◆ Data to use:
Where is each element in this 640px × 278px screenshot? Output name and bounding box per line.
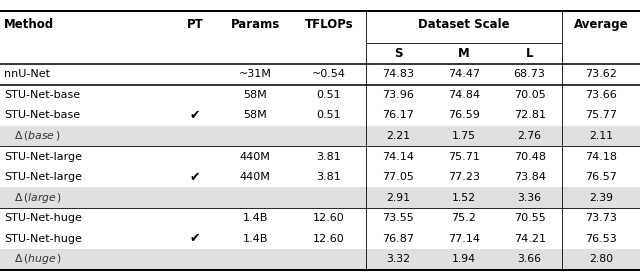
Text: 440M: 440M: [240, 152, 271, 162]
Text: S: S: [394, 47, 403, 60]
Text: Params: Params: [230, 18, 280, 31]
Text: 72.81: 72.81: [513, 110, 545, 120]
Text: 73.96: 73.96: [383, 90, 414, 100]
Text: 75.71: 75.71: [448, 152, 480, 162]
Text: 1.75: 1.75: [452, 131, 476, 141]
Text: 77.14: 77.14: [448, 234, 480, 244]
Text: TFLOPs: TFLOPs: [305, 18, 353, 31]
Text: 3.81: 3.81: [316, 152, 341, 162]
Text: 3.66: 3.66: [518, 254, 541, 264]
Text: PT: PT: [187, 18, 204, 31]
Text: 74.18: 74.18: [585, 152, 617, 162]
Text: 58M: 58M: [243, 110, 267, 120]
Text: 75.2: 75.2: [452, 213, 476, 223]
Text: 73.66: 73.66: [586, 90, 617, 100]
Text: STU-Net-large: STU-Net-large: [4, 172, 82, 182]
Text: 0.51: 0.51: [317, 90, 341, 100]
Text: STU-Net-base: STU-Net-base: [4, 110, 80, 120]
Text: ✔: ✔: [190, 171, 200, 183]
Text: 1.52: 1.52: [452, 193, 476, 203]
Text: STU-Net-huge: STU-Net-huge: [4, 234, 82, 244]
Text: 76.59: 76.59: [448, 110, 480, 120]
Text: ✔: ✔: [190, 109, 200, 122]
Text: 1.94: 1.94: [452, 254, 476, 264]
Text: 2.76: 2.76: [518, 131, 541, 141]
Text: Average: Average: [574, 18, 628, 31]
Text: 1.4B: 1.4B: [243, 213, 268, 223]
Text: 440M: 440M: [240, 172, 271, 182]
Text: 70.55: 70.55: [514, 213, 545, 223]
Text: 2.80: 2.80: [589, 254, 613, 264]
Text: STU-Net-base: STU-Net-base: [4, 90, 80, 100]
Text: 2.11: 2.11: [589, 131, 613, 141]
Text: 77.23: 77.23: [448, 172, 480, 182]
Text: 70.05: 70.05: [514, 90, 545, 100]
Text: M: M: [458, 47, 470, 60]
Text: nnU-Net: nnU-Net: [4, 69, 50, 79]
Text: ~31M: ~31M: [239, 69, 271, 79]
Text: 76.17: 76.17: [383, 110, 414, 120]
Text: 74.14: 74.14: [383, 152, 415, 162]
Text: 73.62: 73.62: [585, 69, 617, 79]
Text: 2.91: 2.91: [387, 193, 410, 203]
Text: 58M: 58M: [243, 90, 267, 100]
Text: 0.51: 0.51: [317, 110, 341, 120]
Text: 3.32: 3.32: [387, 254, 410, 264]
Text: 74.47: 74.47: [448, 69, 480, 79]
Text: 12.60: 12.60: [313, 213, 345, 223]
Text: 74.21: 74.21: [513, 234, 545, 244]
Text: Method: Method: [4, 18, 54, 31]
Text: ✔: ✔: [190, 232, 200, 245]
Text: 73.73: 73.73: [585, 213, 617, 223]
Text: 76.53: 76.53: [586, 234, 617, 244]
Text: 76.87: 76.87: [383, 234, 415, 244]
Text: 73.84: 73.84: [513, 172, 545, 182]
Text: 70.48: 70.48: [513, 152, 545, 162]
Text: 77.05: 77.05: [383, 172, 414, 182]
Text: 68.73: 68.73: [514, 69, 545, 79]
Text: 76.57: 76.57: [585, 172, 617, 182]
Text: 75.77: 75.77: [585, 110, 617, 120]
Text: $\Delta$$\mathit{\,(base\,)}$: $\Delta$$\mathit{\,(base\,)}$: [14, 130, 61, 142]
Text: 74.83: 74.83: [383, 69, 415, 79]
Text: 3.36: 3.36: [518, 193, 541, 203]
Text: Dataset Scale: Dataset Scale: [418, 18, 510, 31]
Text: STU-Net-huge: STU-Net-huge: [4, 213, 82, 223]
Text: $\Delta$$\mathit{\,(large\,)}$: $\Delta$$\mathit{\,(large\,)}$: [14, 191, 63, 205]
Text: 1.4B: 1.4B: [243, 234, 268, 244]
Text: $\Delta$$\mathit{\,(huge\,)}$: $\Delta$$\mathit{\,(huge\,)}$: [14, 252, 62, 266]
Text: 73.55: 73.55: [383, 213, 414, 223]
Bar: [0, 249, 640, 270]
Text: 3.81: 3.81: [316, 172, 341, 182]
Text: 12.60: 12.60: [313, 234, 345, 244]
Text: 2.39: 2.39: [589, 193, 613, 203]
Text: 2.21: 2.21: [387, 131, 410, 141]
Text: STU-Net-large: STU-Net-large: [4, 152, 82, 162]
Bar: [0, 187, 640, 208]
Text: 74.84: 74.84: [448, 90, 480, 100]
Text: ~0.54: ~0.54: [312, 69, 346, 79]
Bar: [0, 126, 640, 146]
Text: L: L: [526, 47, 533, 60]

==

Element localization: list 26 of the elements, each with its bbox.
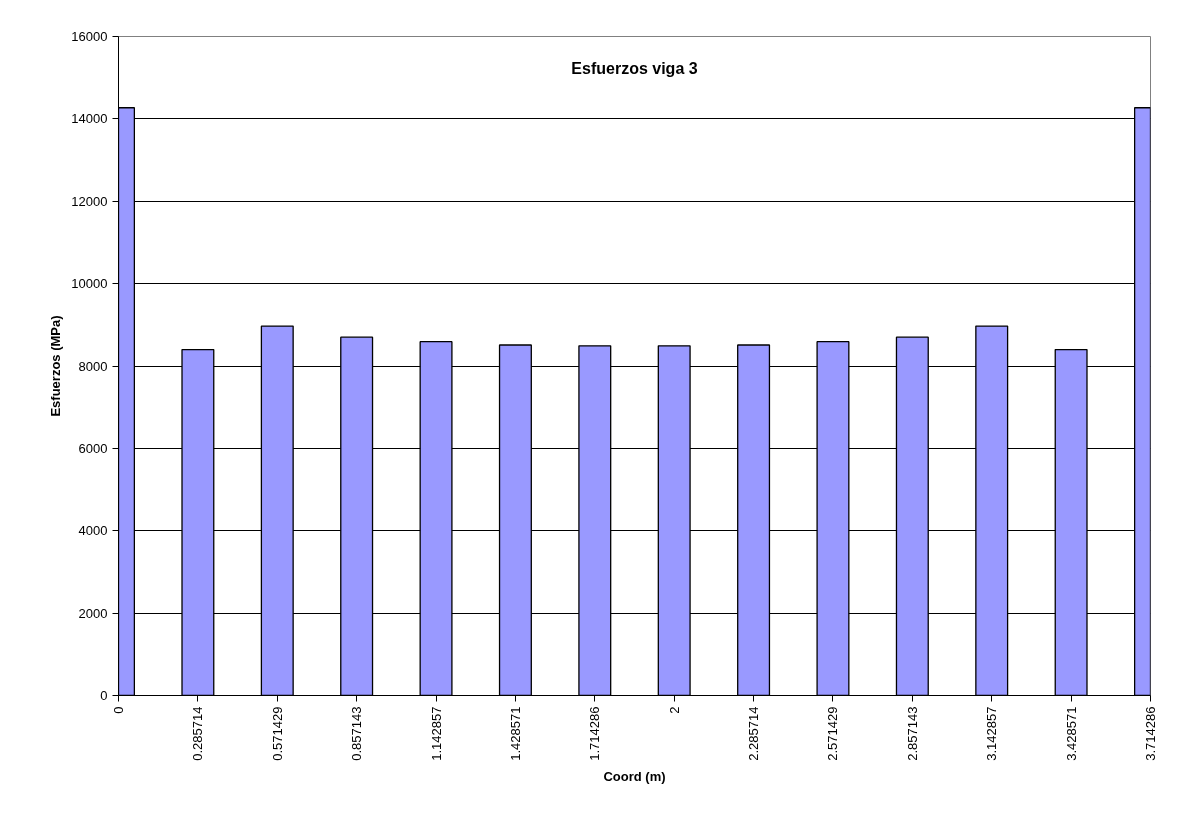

◆ Given task: Turn the records into a two-column CSV with the headers request and answer. Give one row per request, with each field in quotes and line breaks changed to spaces. Start at the line that has "Where is each", end after the line that has "Text: 70.48: 70.48: [513, 152, 545, 162]", and leave the pictures out.

◆ Solution for this task:
request,answer
"Where is each element in this 640px × 278px screenshot? Output name and bounding box per line.","Text: 440M: 440M: [240, 152, 271, 162] Text: S: S: [394, 47, 403, 60] Text: Params: Params: [230, 18, 280, 31] Text: 72.81: 72.81: [513, 110, 545, 120] Text: 73.96: 73.96: [383, 90, 414, 100] Text: 75.71: 75.71: [448, 152, 480, 162] Text: 1.75: 1.75: [452, 131, 476, 141] Text: 77.14: 77.14: [448, 234, 480, 244] Text: TFLOPs: TFLOPs: [305, 18, 353, 31] Text: 3.81: 3.81: [316, 152, 341, 162] Text: 3.66: 3.66: [518, 254, 541, 264] Text: PT: PT: [187, 18, 204, 31] Text: 74.18: 74.18: [585, 152, 617, 162] Text: 58M: 58M: [243, 110, 267, 120] Text: 75.2: 75.2: [452, 213, 476, 223] Text: 73.66: 73.66: [586, 90, 617, 100] Text: STU-Net-large: STU-Net-large: [4, 172, 82, 182] Text: 0.51: 0.51: [317, 90, 341, 100] Text: STU-Net-base: STU-Net-base: [4, 110, 80, 120] Text: ✔: ✔: [190, 171, 200, 183] Text: 1.52: 1.52: [452, 193, 476, 203] Text: STU-Net-huge: STU-Net-huge: [4, 234, 82, 244] Text: 76.59: 76.59: [448, 110, 480, 120] Text: ✔: ✔: [190, 109, 200, 122] Text: 1.94: 1.94: [452, 254, 476, 264] Text: 2.76: 2.76: [518, 131, 541, 141] Text: Average: Average: [574, 18, 628, 31] Text: 1.4B: 1.4B: [243, 213, 268, 223] Text: 440M: 440M: [240, 172, 271, 182] Text: 70.55: 70.55: [514, 213, 545, 223] Text: 2.80: 2.80: [589, 254, 613, 264] Text: STU-Net-base: STU-Net-base: [4, 90, 80, 100] Text: 2.11: 2.11: [589, 131, 613, 141] Text: 77.23: 77.23: [448, 172, 480, 182] Text: 70.05: 70.05: [514, 90, 545, 100] Text: M: M: [458, 47, 470, 60] Text: nnU-Net: nnU-Net: [4, 69, 50, 79] Text: ~31M: ~31M: [239, 69, 271, 79] Text: 76.17: 76.17: [383, 110, 414, 120] Text: 74.14: 74.14: [383, 152, 415, 162] Text: 73.62: 73.62: [585, 69, 617, 79] Text: 2.91: 2.91: [387, 193, 410, 203] Text: 58M: 58M: [243, 90, 267, 100] Text: 0.51: 0.51: [317, 110, 341, 120] Text: 3.32: 3.32: [387, 254, 410, 264] Text: 74.47: 74.47: [448, 69, 480, 79] Text: 12.60: 12.60: [313, 213, 345, 223] Text: 74.21: 74.21: [513, 234, 545, 244] Text: Method: Method: [4, 18, 54, 31] Text: ✔: ✔: [190, 232, 200, 245] Text: 73.73: 73.73: [585, 213, 617, 223] Text: 76.53: 76.53: [586, 234, 617, 244] Text: 76.87: 76.87: [383, 234, 415, 244] Text: 73.84: 73.84: [513, 172, 545, 182] Text: 70.48: 70.48: [513, 152, 545, 162]"